*QUOTED PASSAGE*:
────────────────────────────────────────
Using scissors, cut thawed dough into 36 pieces. Shape each dough piece around 1 olive or piece of ham, cheese, or shrimp. Seal edges well. Place on a lightly greased baking sheet. Cover and let rise until puffy (about 30 minutes).
Bake 10–12 minutes. Brush with melted butter.
Note: To prepare in the morning and bake later in the day, store stuffed bread pieces on a lightly greased baking sheet in the refrigerator until ready to let rise (at room temperature for at least 30 minutes before baking).
Gorp
INGREDIENTS
Raisins
Dry roasted peanuts
Sunflower seeds, shelled
Slivered almonds
Choice of one of the following: M&M’s, Reese’s Pieces, carob chips, or chocolate chips
DIRECTIONS
Mix together equal amounts of all ingredients in a large airtight container or plastic bag.
Breads & Breakfast
Susie’s Simple Beer Bread
INGREDIENTS
3 cups self-rising flour
1 can of beer, at room temperature
4 tablespoons sugar
DIRECTIONS
Preheat oven to 350°.
────────────────────────────────────────
*EXTRACTED ENTRIES*:
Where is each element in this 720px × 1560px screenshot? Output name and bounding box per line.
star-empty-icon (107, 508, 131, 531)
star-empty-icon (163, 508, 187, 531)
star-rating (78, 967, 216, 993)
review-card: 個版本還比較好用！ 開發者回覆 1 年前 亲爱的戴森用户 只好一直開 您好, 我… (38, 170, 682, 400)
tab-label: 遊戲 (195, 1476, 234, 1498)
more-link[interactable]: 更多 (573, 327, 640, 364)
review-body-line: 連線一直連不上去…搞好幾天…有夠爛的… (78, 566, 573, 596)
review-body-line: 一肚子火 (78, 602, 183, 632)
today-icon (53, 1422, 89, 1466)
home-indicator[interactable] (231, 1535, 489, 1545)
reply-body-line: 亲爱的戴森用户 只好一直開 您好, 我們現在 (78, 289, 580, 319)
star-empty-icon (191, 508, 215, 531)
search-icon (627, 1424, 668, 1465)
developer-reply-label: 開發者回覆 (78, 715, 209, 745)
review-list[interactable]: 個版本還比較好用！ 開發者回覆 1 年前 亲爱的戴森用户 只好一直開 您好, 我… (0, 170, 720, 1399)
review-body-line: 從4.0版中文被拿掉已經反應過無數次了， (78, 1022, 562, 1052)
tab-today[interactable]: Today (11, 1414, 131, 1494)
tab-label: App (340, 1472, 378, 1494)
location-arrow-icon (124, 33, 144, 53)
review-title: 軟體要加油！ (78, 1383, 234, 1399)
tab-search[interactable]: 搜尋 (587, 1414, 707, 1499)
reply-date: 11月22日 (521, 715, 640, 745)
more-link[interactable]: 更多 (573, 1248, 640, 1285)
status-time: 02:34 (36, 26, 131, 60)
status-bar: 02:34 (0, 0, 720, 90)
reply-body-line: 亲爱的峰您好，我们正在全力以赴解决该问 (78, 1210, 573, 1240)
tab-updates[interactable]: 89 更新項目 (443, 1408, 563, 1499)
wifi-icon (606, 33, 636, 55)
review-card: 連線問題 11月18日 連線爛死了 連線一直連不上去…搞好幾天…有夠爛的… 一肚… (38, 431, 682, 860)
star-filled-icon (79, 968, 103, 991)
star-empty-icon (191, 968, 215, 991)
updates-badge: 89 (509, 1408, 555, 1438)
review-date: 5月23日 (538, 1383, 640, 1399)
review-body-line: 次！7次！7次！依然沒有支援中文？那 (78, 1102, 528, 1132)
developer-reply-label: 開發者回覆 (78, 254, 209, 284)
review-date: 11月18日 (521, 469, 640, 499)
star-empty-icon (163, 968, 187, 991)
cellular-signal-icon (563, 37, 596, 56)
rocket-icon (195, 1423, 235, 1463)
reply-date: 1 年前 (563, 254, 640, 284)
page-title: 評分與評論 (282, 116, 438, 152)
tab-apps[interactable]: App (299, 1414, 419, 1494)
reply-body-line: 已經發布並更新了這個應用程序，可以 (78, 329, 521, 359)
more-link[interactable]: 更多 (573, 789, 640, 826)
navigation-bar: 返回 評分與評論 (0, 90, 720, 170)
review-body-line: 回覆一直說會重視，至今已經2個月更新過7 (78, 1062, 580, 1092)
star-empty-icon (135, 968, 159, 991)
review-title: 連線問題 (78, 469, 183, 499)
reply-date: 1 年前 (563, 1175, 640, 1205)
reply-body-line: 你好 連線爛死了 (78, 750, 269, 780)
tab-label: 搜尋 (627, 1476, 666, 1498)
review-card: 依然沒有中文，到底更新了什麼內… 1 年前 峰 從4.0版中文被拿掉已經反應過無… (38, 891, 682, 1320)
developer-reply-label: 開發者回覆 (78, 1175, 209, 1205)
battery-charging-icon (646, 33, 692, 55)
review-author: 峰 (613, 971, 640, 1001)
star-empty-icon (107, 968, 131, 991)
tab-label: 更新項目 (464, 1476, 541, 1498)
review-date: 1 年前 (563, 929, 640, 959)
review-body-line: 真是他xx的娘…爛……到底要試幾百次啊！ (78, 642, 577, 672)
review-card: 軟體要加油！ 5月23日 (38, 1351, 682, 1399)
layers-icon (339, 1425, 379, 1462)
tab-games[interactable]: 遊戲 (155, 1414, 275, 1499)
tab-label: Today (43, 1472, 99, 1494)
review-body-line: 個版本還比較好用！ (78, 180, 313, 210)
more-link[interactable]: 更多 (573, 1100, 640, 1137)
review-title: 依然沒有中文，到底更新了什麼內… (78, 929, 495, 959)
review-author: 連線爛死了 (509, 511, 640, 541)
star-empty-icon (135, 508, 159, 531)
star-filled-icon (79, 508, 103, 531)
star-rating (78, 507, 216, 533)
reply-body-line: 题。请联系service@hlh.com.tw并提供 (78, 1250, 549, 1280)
────────────────────────────────────────
*THE PROBLEM*:
Could you carry the cookbook excerpt on from its final line about preheating the oven? The rows have no part in this.

*RESULT BELOW*:
Combine all ingredients in a large bowl. Mix well. Pour batter into a greased bread pan.
Bake for 45 minutes.
Makes 2 loaves or 4 mini-loaves.
Prairie Brown Bread
INGREDIENTS
4 cups whole-wheat flour
1⅓ cups all-purpose flour
1 quart buttermilk
2 cups brown sugar
4 teaspoons baking soda
1 teaspoon salt
DIRECTIONS
Preheat oven to 350°.
Combine all ingredients in a large bowl. Pour batter into 2 greased bread pans (or 4 mini-loaf pans).
Bake for 1 hour. (If baking mini-loaves, check after 40 minutes.) Remove from pans to cool on a wire rack.
Makes 1 loaf.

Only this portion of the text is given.